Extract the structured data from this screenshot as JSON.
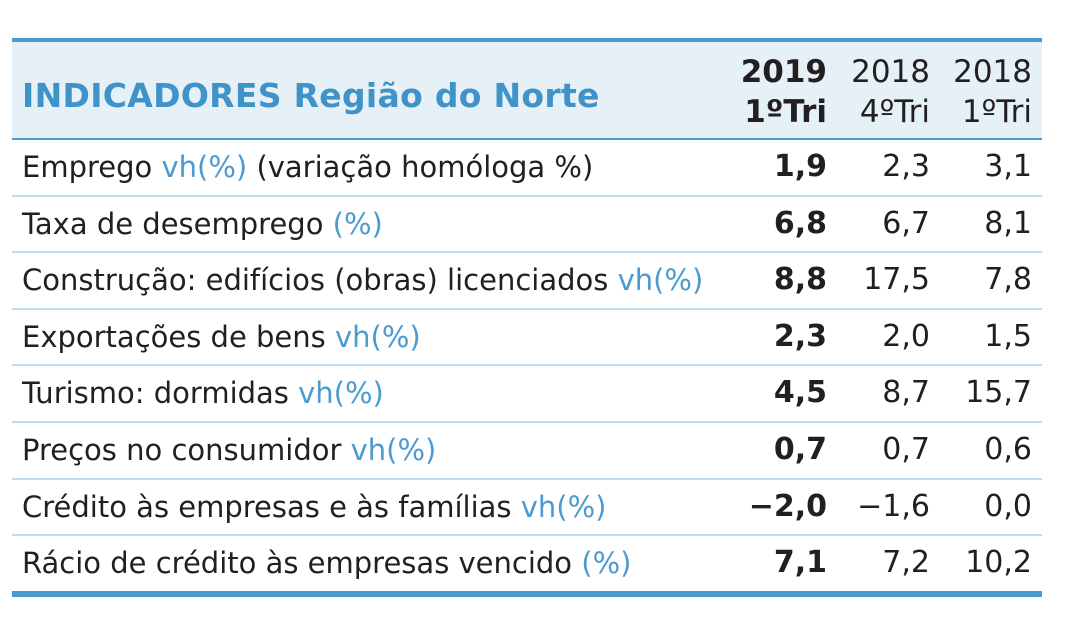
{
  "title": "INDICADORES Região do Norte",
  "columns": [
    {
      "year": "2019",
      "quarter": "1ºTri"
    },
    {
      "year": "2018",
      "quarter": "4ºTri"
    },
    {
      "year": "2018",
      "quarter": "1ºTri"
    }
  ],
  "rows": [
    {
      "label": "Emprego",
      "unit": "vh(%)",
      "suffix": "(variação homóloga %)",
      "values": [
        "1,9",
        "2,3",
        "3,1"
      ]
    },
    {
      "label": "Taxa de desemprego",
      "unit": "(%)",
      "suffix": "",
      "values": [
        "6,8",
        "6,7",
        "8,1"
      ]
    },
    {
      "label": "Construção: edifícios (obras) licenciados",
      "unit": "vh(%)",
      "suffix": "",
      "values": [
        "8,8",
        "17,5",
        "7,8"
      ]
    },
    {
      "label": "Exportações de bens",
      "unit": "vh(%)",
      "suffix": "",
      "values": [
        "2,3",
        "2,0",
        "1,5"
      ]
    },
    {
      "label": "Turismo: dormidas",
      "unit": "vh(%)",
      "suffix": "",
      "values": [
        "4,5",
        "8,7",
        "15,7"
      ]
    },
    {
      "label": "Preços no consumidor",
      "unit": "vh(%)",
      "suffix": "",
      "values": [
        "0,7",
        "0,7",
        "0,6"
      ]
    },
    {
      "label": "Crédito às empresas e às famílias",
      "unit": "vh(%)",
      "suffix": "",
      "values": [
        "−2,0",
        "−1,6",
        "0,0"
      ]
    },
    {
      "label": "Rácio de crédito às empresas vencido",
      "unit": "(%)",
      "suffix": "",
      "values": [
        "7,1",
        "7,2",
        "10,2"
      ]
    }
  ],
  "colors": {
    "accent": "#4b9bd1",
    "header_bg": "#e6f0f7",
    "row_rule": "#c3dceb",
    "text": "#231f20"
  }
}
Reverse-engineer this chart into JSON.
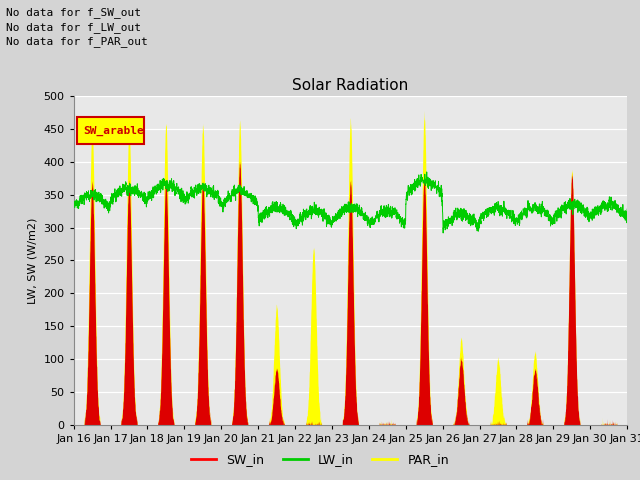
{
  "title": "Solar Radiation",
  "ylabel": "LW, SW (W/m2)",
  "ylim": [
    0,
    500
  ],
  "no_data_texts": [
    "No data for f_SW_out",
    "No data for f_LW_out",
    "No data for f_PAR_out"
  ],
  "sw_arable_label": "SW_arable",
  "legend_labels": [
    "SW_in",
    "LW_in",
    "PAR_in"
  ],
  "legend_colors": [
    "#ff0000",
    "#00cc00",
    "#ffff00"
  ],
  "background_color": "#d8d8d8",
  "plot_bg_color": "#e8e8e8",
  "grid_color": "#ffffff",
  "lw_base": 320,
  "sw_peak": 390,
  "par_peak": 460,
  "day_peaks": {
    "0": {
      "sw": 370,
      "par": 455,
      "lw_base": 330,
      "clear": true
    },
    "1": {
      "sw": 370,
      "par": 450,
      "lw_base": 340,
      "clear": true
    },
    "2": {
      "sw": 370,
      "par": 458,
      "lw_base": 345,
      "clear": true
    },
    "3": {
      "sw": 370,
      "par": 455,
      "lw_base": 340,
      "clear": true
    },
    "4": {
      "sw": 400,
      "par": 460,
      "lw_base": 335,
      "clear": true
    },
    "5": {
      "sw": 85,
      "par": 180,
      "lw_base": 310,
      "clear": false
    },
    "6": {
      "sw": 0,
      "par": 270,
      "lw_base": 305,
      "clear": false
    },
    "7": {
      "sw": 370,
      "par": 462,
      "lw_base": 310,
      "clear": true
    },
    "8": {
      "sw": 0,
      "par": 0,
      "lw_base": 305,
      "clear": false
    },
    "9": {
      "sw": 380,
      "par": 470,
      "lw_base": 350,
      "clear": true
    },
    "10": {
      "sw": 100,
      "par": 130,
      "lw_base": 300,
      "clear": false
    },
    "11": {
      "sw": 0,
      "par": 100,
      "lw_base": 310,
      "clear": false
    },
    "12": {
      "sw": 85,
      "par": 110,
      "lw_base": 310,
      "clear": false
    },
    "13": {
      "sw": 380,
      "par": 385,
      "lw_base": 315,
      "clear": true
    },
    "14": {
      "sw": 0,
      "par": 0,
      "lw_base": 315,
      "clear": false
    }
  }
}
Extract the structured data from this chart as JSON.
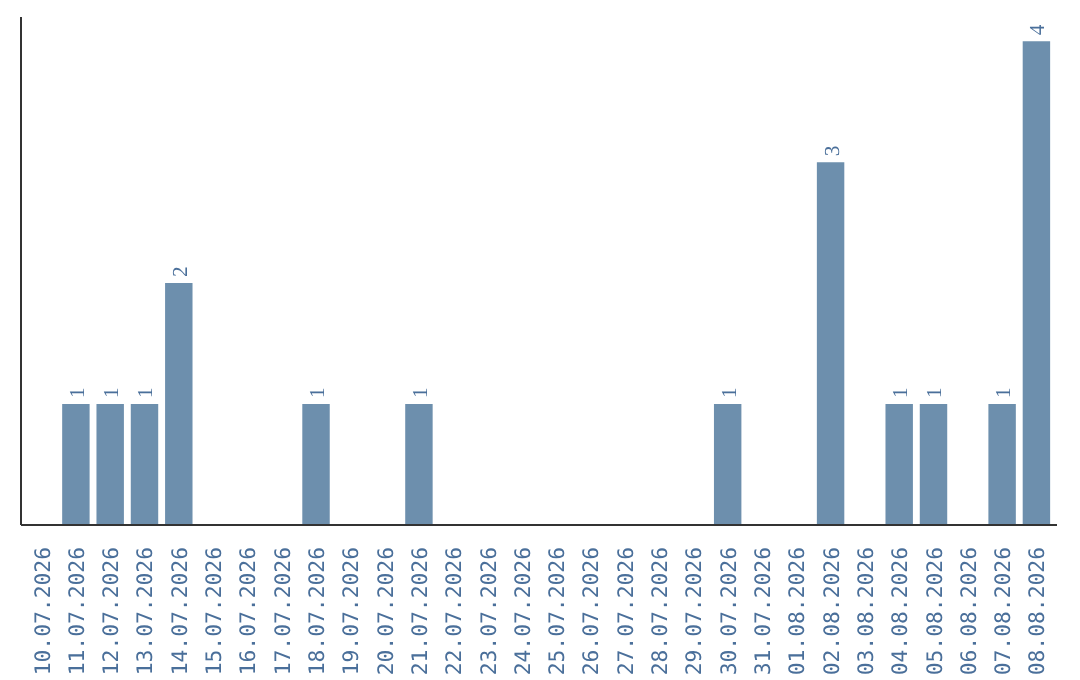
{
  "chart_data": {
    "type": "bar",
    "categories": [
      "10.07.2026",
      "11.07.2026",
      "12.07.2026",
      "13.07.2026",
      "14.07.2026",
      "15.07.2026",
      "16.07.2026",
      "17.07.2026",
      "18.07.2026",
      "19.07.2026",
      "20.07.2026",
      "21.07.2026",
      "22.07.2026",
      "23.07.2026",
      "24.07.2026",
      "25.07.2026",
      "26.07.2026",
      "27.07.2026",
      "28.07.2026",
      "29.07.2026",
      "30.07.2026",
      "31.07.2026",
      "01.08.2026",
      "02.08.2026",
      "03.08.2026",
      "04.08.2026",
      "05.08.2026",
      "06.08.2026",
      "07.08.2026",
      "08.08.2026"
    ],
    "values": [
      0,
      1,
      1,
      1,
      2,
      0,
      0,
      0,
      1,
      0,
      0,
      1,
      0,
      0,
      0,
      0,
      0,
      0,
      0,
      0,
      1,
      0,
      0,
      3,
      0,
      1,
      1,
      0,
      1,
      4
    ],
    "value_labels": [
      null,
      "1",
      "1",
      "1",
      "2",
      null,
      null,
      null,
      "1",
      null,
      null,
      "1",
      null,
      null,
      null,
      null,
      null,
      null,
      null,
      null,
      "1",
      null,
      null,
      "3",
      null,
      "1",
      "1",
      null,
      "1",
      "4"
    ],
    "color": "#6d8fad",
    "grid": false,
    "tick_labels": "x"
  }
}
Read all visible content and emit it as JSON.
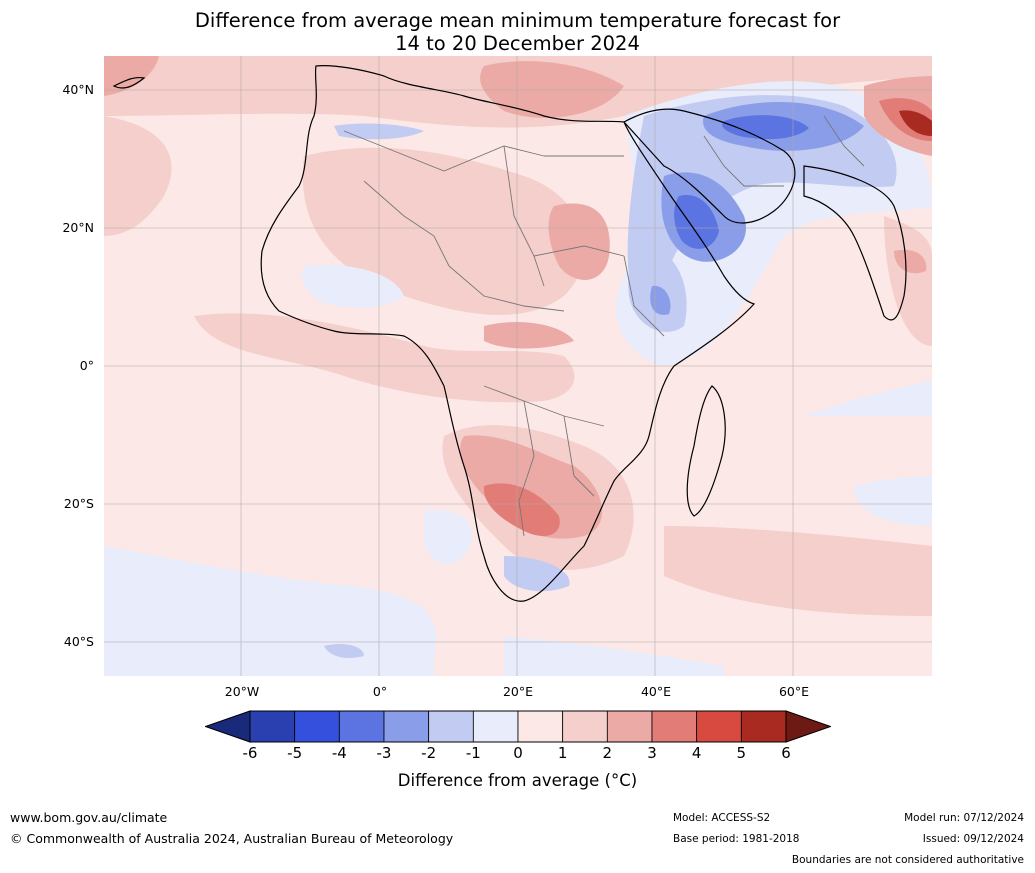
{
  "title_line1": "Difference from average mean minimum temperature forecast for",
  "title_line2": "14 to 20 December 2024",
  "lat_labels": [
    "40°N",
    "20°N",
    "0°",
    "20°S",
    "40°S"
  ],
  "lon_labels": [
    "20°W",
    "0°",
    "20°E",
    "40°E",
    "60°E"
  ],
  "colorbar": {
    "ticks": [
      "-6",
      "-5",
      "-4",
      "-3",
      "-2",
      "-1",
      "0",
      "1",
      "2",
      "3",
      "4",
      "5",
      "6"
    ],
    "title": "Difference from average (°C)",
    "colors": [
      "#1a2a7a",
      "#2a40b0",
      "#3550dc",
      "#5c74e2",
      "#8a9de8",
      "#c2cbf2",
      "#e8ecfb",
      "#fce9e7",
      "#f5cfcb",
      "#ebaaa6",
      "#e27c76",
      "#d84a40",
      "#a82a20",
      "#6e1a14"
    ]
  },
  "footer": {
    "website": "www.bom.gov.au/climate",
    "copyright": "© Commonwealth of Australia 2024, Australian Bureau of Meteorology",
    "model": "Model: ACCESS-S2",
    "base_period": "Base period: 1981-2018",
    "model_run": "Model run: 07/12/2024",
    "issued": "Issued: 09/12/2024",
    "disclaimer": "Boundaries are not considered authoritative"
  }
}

☆ ☆ ☆ ☆

*EXERCISE DIRECTIONS:* Give only the count of lines in which the string "from" appears.

*RESULT OF THE TASK:* 4